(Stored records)
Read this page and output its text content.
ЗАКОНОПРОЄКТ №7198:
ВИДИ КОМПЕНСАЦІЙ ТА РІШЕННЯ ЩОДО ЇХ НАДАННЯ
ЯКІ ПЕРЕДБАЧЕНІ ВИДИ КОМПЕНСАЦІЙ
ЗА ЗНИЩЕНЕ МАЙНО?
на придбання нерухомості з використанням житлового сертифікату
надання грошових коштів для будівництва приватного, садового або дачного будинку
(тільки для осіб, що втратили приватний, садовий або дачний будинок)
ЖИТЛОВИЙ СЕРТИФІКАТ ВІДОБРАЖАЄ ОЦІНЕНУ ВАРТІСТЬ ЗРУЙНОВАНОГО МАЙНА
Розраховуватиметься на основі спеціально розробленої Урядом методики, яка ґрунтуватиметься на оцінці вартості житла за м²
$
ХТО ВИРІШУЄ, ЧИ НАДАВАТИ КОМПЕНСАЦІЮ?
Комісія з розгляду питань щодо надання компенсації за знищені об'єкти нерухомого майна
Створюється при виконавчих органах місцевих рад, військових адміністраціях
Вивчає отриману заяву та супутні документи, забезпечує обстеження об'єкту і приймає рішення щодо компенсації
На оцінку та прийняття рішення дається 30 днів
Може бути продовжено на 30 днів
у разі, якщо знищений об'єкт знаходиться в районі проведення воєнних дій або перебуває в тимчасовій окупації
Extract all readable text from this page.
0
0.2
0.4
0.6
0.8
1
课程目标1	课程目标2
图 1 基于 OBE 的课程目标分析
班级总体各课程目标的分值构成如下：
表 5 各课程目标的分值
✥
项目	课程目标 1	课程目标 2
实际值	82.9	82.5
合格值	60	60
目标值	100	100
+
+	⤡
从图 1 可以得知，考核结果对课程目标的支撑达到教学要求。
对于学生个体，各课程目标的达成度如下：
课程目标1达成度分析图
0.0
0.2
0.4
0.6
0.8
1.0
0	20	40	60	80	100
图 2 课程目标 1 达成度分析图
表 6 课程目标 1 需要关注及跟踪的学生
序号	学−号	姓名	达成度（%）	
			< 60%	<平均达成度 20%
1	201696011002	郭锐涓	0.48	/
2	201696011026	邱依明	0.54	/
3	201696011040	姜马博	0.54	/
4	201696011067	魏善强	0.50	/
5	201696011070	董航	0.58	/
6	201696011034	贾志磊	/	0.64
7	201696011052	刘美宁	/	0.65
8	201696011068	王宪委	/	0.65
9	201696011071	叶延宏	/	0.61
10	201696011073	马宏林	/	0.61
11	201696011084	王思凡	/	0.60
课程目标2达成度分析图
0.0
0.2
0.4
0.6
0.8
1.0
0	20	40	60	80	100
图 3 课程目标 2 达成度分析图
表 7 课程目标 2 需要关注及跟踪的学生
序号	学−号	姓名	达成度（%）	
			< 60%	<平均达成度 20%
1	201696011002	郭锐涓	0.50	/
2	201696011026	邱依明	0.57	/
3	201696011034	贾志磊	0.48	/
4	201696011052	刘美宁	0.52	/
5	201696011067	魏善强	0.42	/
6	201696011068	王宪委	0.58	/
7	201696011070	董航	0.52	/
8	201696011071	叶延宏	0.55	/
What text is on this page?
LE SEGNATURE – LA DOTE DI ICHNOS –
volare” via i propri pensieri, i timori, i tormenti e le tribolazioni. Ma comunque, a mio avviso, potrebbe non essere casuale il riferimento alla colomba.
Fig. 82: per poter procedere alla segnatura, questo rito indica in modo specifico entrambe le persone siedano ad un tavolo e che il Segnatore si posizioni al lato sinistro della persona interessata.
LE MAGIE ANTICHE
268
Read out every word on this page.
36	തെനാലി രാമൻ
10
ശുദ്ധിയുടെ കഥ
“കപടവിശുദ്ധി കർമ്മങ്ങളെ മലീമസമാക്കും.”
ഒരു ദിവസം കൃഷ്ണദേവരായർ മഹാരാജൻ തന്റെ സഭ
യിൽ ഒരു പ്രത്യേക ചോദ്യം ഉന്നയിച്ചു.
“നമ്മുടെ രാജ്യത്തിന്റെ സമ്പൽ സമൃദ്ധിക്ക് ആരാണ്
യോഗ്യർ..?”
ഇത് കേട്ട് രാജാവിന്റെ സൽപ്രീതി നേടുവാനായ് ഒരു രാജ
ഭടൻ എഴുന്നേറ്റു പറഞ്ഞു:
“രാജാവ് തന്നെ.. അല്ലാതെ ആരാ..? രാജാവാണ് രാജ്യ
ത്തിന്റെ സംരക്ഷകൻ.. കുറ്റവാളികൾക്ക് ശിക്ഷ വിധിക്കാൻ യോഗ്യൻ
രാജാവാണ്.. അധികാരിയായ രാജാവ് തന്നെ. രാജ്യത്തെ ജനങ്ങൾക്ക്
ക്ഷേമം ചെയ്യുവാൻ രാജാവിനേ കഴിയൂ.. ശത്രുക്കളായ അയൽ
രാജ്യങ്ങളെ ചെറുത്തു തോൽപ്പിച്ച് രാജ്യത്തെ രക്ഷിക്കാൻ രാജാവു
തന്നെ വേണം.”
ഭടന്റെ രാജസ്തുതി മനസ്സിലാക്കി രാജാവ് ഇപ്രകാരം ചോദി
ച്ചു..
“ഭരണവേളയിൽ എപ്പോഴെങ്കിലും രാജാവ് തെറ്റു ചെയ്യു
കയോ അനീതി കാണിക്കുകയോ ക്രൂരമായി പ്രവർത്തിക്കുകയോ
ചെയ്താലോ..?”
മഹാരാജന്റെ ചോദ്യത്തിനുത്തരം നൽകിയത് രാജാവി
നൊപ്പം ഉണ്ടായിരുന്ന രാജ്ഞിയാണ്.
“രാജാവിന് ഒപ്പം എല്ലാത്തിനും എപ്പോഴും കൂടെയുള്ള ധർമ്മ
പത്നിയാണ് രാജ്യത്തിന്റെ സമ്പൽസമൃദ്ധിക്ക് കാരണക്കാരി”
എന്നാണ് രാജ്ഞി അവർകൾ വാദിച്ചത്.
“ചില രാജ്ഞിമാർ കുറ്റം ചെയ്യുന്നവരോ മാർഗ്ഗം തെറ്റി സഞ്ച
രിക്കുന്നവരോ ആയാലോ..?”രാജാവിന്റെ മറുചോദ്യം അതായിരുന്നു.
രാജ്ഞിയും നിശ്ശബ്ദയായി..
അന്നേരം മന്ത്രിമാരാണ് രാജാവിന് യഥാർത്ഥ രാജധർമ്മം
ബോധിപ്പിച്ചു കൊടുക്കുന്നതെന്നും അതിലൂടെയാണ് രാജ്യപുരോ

Task
Output a single number: how many lines contain the word "alla".

Exercise response
2